### [Records provided]

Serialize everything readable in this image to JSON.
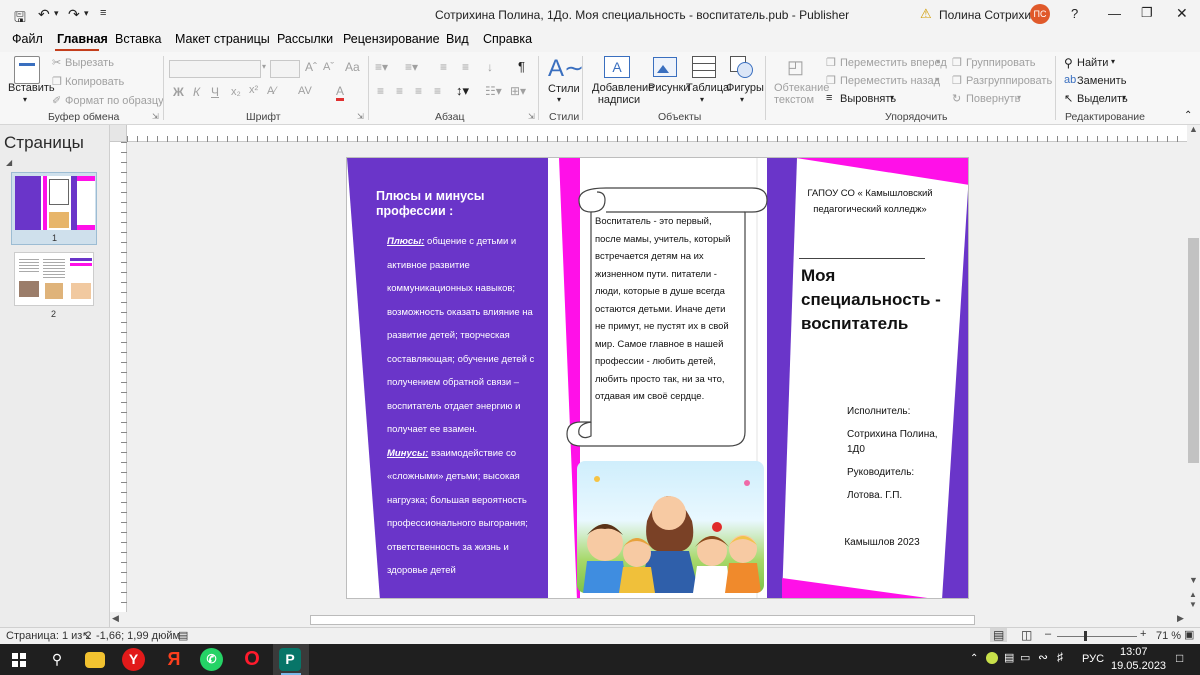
{
  "window": {
    "title": "Сотрихина Полина, 1До. Моя специальность - воспитатель.pub  -  Publisher",
    "user": "Полина Сотрихина",
    "user_initials": "ПС"
  },
  "menu": {
    "tabs": [
      "Файл",
      "Главная",
      "Вставка",
      "Макет страницы",
      "Рассылки",
      "Рецензирование",
      "Вид",
      "Справка"
    ],
    "active": "Главная"
  },
  "ribbon": {
    "clipboard": {
      "paste": "Вставить",
      "cut": "Вырезать",
      "copy": "Копировать",
      "format_painter": "Формат по образцу",
      "group": "Буфер обмена"
    },
    "font": {
      "group": "Шрифт",
      "bold": "Ж",
      "italic": "К",
      "underline": "Ч"
    },
    "paragraph": {
      "group": "Абзац"
    },
    "styles": {
      "label": "Стили",
      "group": "Стили"
    },
    "objects": {
      "textbox": "Добавление надписи",
      "pictures": "Рисунки",
      "table": "Таблица",
      "shapes": "Фигуры",
      "group": "Объекты"
    },
    "arrange": {
      "wrap": "Обтекание текстом",
      "forward": "Переместить вперед",
      "backward": "Переместить назад",
      "align": "Выровнять",
      "group_btn": "Группировать",
      "ungroup": "Разгруппировать",
      "rotate": "Повернуть",
      "group": "Упорядочить"
    },
    "editing": {
      "find": "Найти",
      "replace": "Заменить",
      "select": "Выделить",
      "group": "Редактирование"
    }
  },
  "pages_pane": {
    "title": "Страницы",
    "pages": [
      "1",
      "2"
    ]
  },
  "document": {
    "left_panel": {
      "heading": "Плюсы и минусы профессии :",
      "pros_label": "Плюсы:",
      "pros_text": " общение с детьми и активное развитие коммуникационных навыков; возможность оказать влияние на развитие детей; творческая составляющая; обучение детей с получением обратной связи – воспитатель отдает энергию и получает ее взамен.",
      "cons_label": "Минусы:",
      "cons_text": " взаимодействие со «сложными» детьми; высокая нагрузка; большая вероятность профессионального выгорания; ответственность за жизнь и здоровье детей"
    },
    "scroll_text": "Воспитатель - это первый, после мамы, учитель, который встречается детям на их жизненном пути. питатели - люди, которые в душе всегда остаются детьми. Иначе дети не примут, не пустят их в свой мир. Самое главное в нашей профессии - любить детей, любить просто так, ни за что, отдавая им своё сердце.",
    "cover": {
      "college": "ГАПОУ СО « Камышловский педагогический колледж»",
      "title": "Моя специальность - воспитатель",
      "executor_label": "Исполнитель:",
      "executor": "Сотрихина Полина, 1Д0",
      "supervisor_label": "Руководитель:",
      "supervisor": "Лотова. Г.П.",
      "city_year": "Камышлов 2023"
    }
  },
  "status": {
    "page": "Страница: 1 из 2",
    "position": "-1,66; 1,99 дюйм",
    "zoom": "71 %"
  },
  "taskbar": {
    "lang": "РУС",
    "time": "13:07",
    "date": "19.05.2023"
  },
  "colors": {
    "purple": "#6a35c9",
    "magenta": "#ff10e8",
    "accent_red": "#c43e1c",
    "avatar": "#e0592a"
  }
}
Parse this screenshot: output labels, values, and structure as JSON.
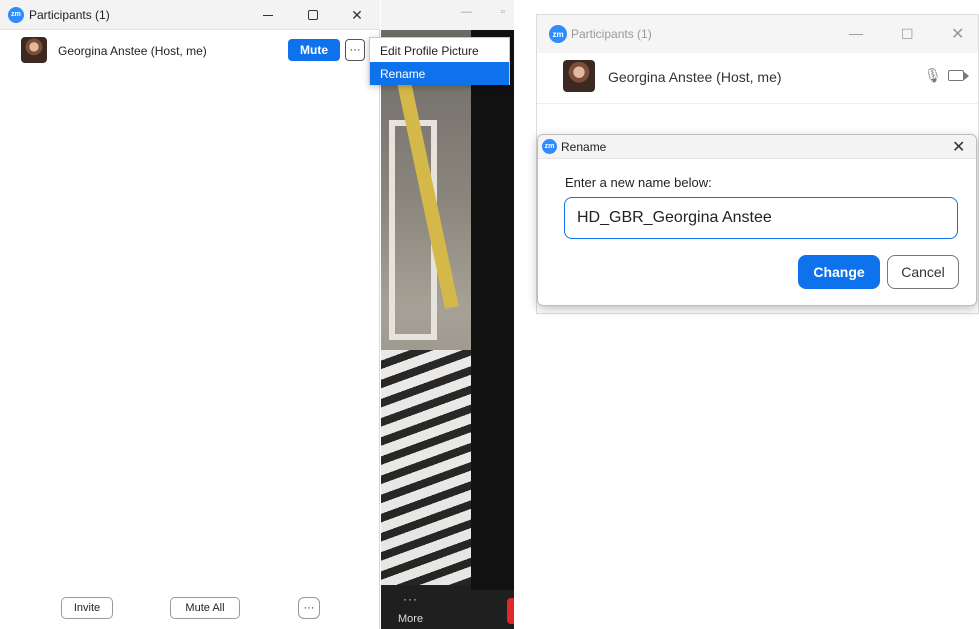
{
  "left_window": {
    "title": "Participants (1)",
    "controls": {
      "minimize": "–",
      "maximize": "",
      "close": "✕"
    },
    "participant": {
      "name": "Georgina Anstee (Host, me)",
      "mute_label": "Mute",
      "more_label": "···"
    },
    "footer": {
      "invite_label": "Invite",
      "mute_all_label": "Mute All",
      "more_label": "···"
    }
  },
  "context_menu": {
    "items": [
      {
        "label": "Edit Profile Picture"
      },
      {
        "label": "Rename",
        "highlighted": true
      }
    ]
  },
  "video_panel": {
    "dots": "···",
    "more_label": "More"
  },
  "right_window": {
    "title": "Participants (1)",
    "controls": {
      "minimize": "—",
      "maximize": "☐",
      "close": "✕"
    },
    "participant": {
      "name": "Georgina Anstee (Host, me)"
    },
    "icons": {
      "mic": "microphone-icon",
      "camera": "video-camera-icon"
    }
  },
  "rename_dialog": {
    "title": "Rename",
    "close": "✕",
    "prompt": "Enter a new name below:",
    "input_value": "HD_GBR_Georgina Anstee",
    "change_label": "Change",
    "cancel_label": "Cancel"
  },
  "colors": {
    "zoom_blue": "#0e72ed",
    "logo_blue": "#2d8cff"
  },
  "logo_text": "zm"
}
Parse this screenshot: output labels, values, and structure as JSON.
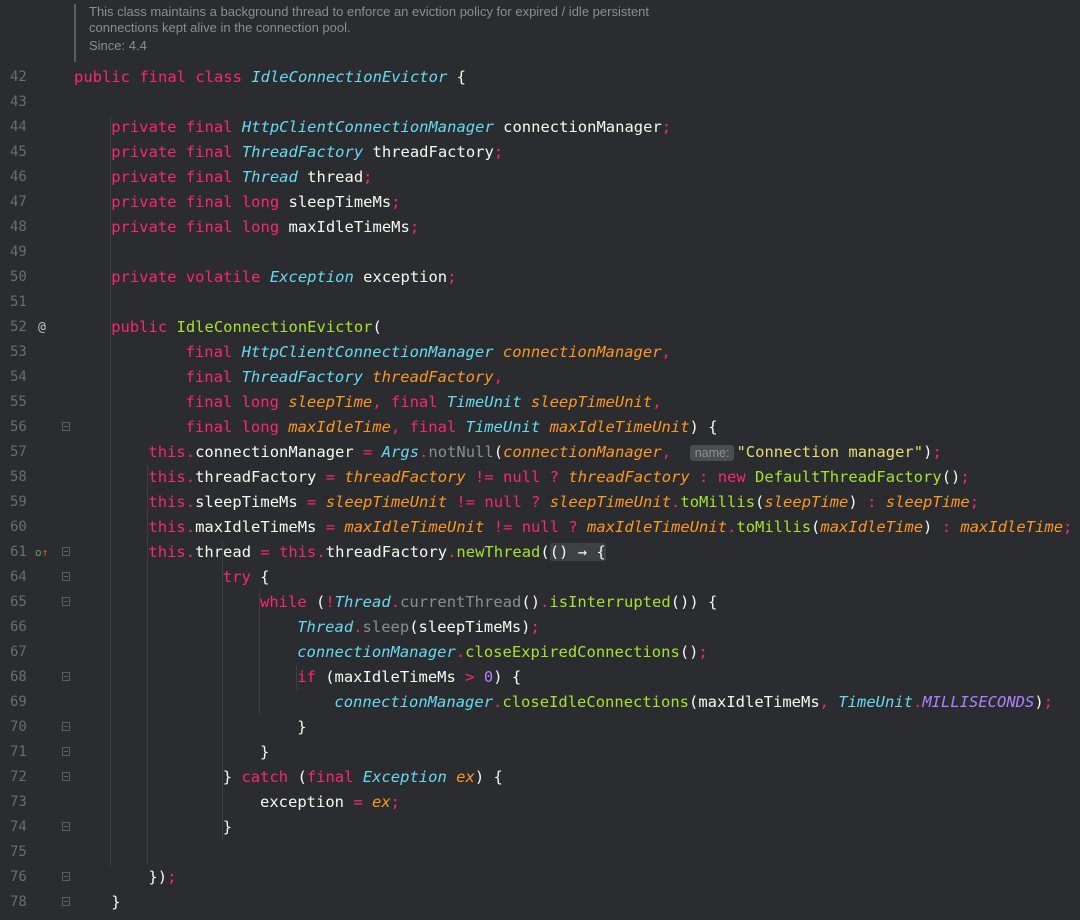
{
  "doc": {
    "line1": "This class maintains a background thread to enforce an eviction policy for expired / idle persistent",
    "line2": "connections kept alive in the connection pool.",
    "since": "Since: 4.4"
  },
  "lines": [
    {
      "n": "42",
      "t": [
        [
          "kw",
          "public final class "
        ],
        [
          "ty",
          "IdleConnectionEvictor"
        ],
        [
          "",
          "{"
        ]
      ]
    },
    {
      "n": "43",
      "t": []
    },
    {
      "n": "44",
      "i": 4,
      "t": [
        [
          "kw",
          "private final "
        ],
        [
          "ty",
          "HttpClientConnectionManager "
        ],
        [
          "",
          "connectionManager"
        ],
        [
          "kw",
          ";"
        ]
      ]
    },
    {
      "n": "45",
      "i": 4,
      "t": [
        [
          "kw",
          "private final "
        ],
        [
          "ty",
          "ThreadFactory "
        ],
        [
          "",
          "threadFactory"
        ],
        [
          "kw",
          ";"
        ]
      ]
    },
    {
      "n": "46",
      "i": 4,
      "t": [
        [
          "kw",
          "private final "
        ],
        [
          "ty",
          "Thread "
        ],
        [
          "",
          "thread"
        ],
        [
          "kw",
          ";"
        ]
      ]
    },
    {
      "n": "47",
      "i": 4,
      "t": [
        [
          "kw",
          "private final long "
        ],
        [
          "",
          "sleepTimeMs"
        ],
        [
          "kw",
          ";"
        ]
      ]
    },
    {
      "n": "48",
      "i": 4,
      "t": [
        [
          "kw",
          "private final long "
        ],
        [
          "",
          "maxIdleTimeMs"
        ],
        [
          "kw",
          ";"
        ]
      ]
    },
    {
      "n": "49",
      "t": []
    },
    {
      "n": "50",
      "i": 4,
      "t": [
        [
          "kw",
          "private volatile "
        ],
        [
          "ty",
          "Exception "
        ],
        [
          "",
          "exception"
        ],
        [
          "kw",
          ";"
        ]
      ]
    },
    {
      "n": "51",
      "t": []
    },
    {
      "n": "52",
      "m": "at",
      "i": 4,
      "t": [
        [
          "kw",
          "public "
        ],
        [
          "fn",
          "IdleConnectionEvictor"
        ],
        [
          "",
          "("
        ]
      ]
    },
    {
      "n": "53",
      "i": 12,
      "t": [
        [
          "kw",
          "final "
        ],
        [
          "ty",
          "HttpClientConnectionManager "
        ],
        [
          "pr",
          "connectionManager"
        ],
        [
          "kw",
          ","
        ]
      ]
    },
    {
      "n": "54",
      "i": 12,
      "t": [
        [
          "kw",
          "final "
        ],
        [
          "ty",
          "ThreadFactory "
        ],
        [
          "pr",
          "threadFactory"
        ],
        [
          "kw",
          ","
        ]
      ]
    },
    {
      "n": "55",
      "i": 12,
      "t": [
        [
          "kw",
          "final long "
        ],
        [
          "pr",
          "sleepTime"
        ],
        [
          "kw",
          ", final "
        ],
        [
          "ty",
          "TimeUnit "
        ],
        [
          "pr",
          "sleepTimeUnit"
        ],
        [
          "kw",
          ","
        ]
      ]
    },
    {
      "n": "56",
      "f": 1,
      "i": 12,
      "t": [
        [
          "kw",
          "final long "
        ],
        [
          "pr",
          "maxIdleTime"
        ],
        [
          "kw",
          ", final "
        ],
        [
          "ty",
          "TimeUnit "
        ],
        [
          "pr",
          "maxIdleTimeUnit"
        ],
        [
          "",
          ") {"
        ]
      ]
    },
    {
      "n": "57",
      "i": 8,
      "t": [
        [
          "kw",
          "this"
        ],
        [
          "kw",
          "."
        ],
        [
          "",
          "connectionManager "
        ],
        [
          "op",
          "= "
        ],
        [
          "ty",
          "Args"
        ],
        [
          "kw",
          "."
        ],
        [
          "dim",
          "notNull"
        ],
        [
          "",
          "("
        ],
        [
          "pr",
          "connectionManager"
        ],
        [
          "kw",
          ",  "
        ],
        [
          "hint",
          "name:"
        ],
        [
          "st",
          "\"Connection manager\""
        ],
        [
          "",
          ")"
        ],
        [
          "kw",
          ";"
        ]
      ]
    },
    {
      "n": "58",
      "i": 8,
      "t": [
        [
          "kw",
          "this"
        ],
        [
          "kw",
          "."
        ],
        [
          "",
          "threadFactory "
        ],
        [
          "op",
          "= "
        ],
        [
          "pr",
          "threadFactory "
        ],
        [
          "op",
          "!= "
        ],
        [
          "kw",
          "null "
        ],
        [
          "op",
          "? "
        ],
        [
          "pr",
          "threadFactory "
        ],
        [
          "op",
          ": "
        ],
        [
          "kw",
          "new "
        ],
        [
          "fn",
          "DefaultThreadFactory"
        ],
        [
          "",
          "()"
        ],
        [
          "kw",
          ";"
        ]
      ]
    },
    {
      "n": "59",
      "i": 8,
      "t": [
        [
          "kw",
          "this"
        ],
        [
          "kw",
          "."
        ],
        [
          "",
          "sleepTimeMs "
        ],
        [
          "op",
          "= "
        ],
        [
          "pr",
          "sleepTimeUnit "
        ],
        [
          "op",
          "!= "
        ],
        [
          "kw",
          "null "
        ],
        [
          "op",
          "? "
        ],
        [
          "pr",
          "sleepTimeUnit"
        ],
        [
          "kw",
          "."
        ],
        [
          "fn",
          "toMillis"
        ],
        [
          "",
          "("
        ],
        [
          "pr",
          "sleepTime"
        ],
        [
          "",
          ") "
        ],
        [
          "op",
          ": "
        ],
        [
          "pr",
          "sleepTime"
        ],
        [
          "kw",
          ";"
        ]
      ]
    },
    {
      "n": "60",
      "i": 8,
      "t": [
        [
          "kw",
          "this"
        ],
        [
          "kw",
          "."
        ],
        [
          "",
          "maxIdleTimeMs "
        ],
        [
          "op",
          "= "
        ],
        [
          "pr",
          "maxIdleTimeUnit "
        ],
        [
          "op",
          "!= "
        ],
        [
          "kw",
          "null "
        ],
        [
          "op",
          "? "
        ],
        [
          "pr",
          "maxIdleTimeUnit"
        ],
        [
          "kw",
          "."
        ],
        [
          "fn",
          "toMillis"
        ],
        [
          "",
          "("
        ],
        [
          "pr",
          "maxIdleTime"
        ],
        [
          "",
          ") "
        ],
        [
          "op",
          ": "
        ],
        [
          "pr",
          "maxIdleTime"
        ],
        [
          "kw",
          ";"
        ]
      ]
    },
    {
      "n": "61",
      "m": "ov",
      "f": 1,
      "i": 8,
      "t": [
        [
          "kw",
          "this"
        ],
        [
          "kw",
          "."
        ],
        [
          "",
          "thread "
        ],
        [
          "op",
          "= "
        ],
        [
          "kw",
          "this"
        ],
        [
          "kw",
          "."
        ],
        [
          "",
          "threadFactory"
        ],
        [
          "kw",
          "."
        ],
        [
          "fn",
          "newThread"
        ],
        [
          "",
          "("
        ],
        [
          "lam",
          "() → {"
        ]
      ]
    },
    {
      "n": "64",
      "f": 1,
      "i": 16,
      "t": [
        [
          "kw",
          "try "
        ],
        [
          "",
          "{"
        ]
      ]
    },
    {
      "n": "65",
      "f": 1,
      "i": 20,
      "t": [
        [
          "kw",
          "while "
        ],
        [
          "",
          "("
        ],
        [
          "op",
          "!"
        ],
        [
          "ty",
          "Thread"
        ],
        [
          "kw",
          "."
        ],
        [
          "dim",
          "currentThread"
        ],
        [
          "",
          "()"
        ],
        [
          "kw",
          "."
        ],
        [
          "fn",
          "isInterrupted"
        ],
        [
          "",
          "()) {"
        ]
      ]
    },
    {
      "n": "66",
      "i": 24,
      "t": [
        [
          "ty",
          "Thread"
        ],
        [
          "kw",
          "."
        ],
        [
          "dim",
          "sleep"
        ],
        [
          "",
          "(sleepTimeMs)"
        ],
        [
          "kw",
          ";"
        ]
      ]
    },
    {
      "n": "67",
      "i": 24,
      "t": [
        [
          "ty",
          "connectionManager"
        ],
        [
          "kw",
          "."
        ],
        [
          "fn",
          "closeExpiredConnections"
        ],
        [
          "",
          "()"
        ],
        [
          "kw",
          ";"
        ]
      ]
    },
    {
      "n": "68",
      "f": 1,
      "i": 24,
      "t": [
        [
          "kw",
          "if "
        ],
        [
          "",
          "(maxIdleTimeMs "
        ],
        [
          "op",
          "> "
        ],
        [
          "nu",
          "0"
        ],
        [
          "",
          ") {"
        ]
      ]
    },
    {
      "n": "69",
      "i": 28,
      "t": [
        [
          "ty",
          "connectionManager"
        ],
        [
          "kw",
          "."
        ],
        [
          "fn",
          "closeIdleConnections"
        ],
        [
          "",
          "(maxIdleTimeMs"
        ],
        [
          "kw",
          ", "
        ],
        [
          "ty",
          "TimeUnit"
        ],
        [
          "kw",
          "."
        ],
        [
          "cn",
          "MILLISECONDS"
        ],
        [
          "",
          ")"
        ],
        [
          "kw",
          ";"
        ]
      ]
    },
    {
      "n": "70",
      "f": 1,
      "i": 24,
      "t": [
        [
          "",
          "}"
        ]
      ]
    },
    {
      "n": "71",
      "f": 1,
      "i": 20,
      "t": [
        [
          "",
          "}"
        ]
      ]
    },
    {
      "n": "72",
      "f": 1,
      "i": 16,
      "t": [
        [
          "",
          "} "
        ],
        [
          "kw",
          "catch "
        ],
        [
          "",
          "("
        ],
        [
          "kw",
          "final "
        ],
        [
          "ty",
          "Exception "
        ],
        [
          "pr",
          "ex"
        ],
        [
          "",
          ") {"
        ]
      ]
    },
    {
      "n": "73",
      "i": 20,
      "t": [
        [
          "",
          "exception "
        ],
        [
          "op",
          "= "
        ],
        [
          "pr",
          "ex"
        ],
        [
          "kw",
          ";"
        ]
      ]
    },
    {
      "n": "74",
      "f": 1,
      "i": 16,
      "t": [
        [
          "",
          "}"
        ]
      ]
    },
    {
      "n": "75",
      "t": []
    },
    {
      "n": "76",
      "f": 1,
      "i": 8,
      "t": [
        [
          "",
          "})"
        ],
        [
          "kw",
          ";"
        ]
      ]
    },
    {
      "n": "78",
      "f": 1,
      "i": 4,
      "t": [
        [
          "",
          "}"
        ]
      ]
    }
  ]
}
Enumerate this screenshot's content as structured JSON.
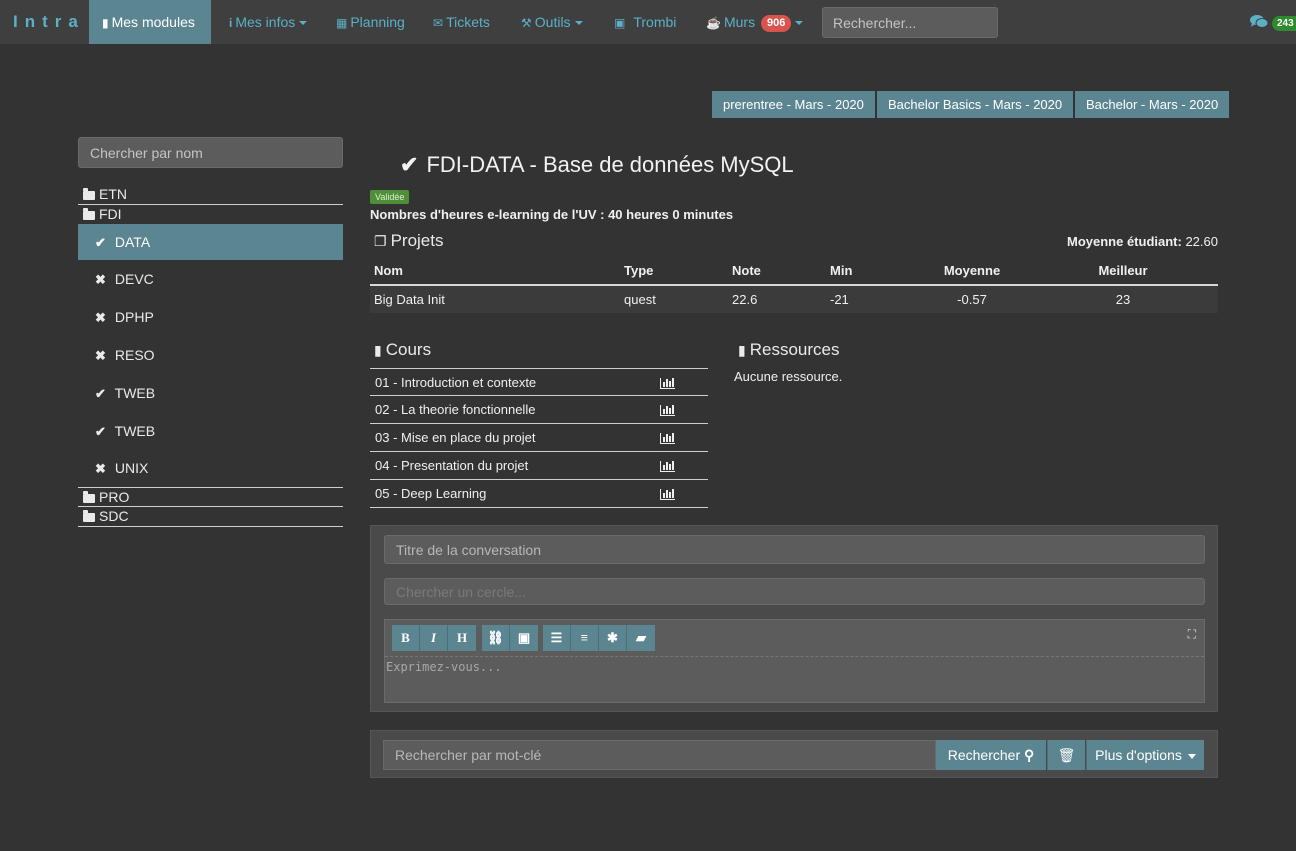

### [Short problem]
Filter the records above and return every line that holds the word "title".

### [Task output]
    "title": "Сотрихина Полина, 1До. Моя специальность - воспитатель.pub  -  Publisher",
    "title": "Страницы",
      "title": "Моя специальность - воспитатель",
    "title": "Participants (1)",
    "title": "Participants (1)",
    "title": "Rename",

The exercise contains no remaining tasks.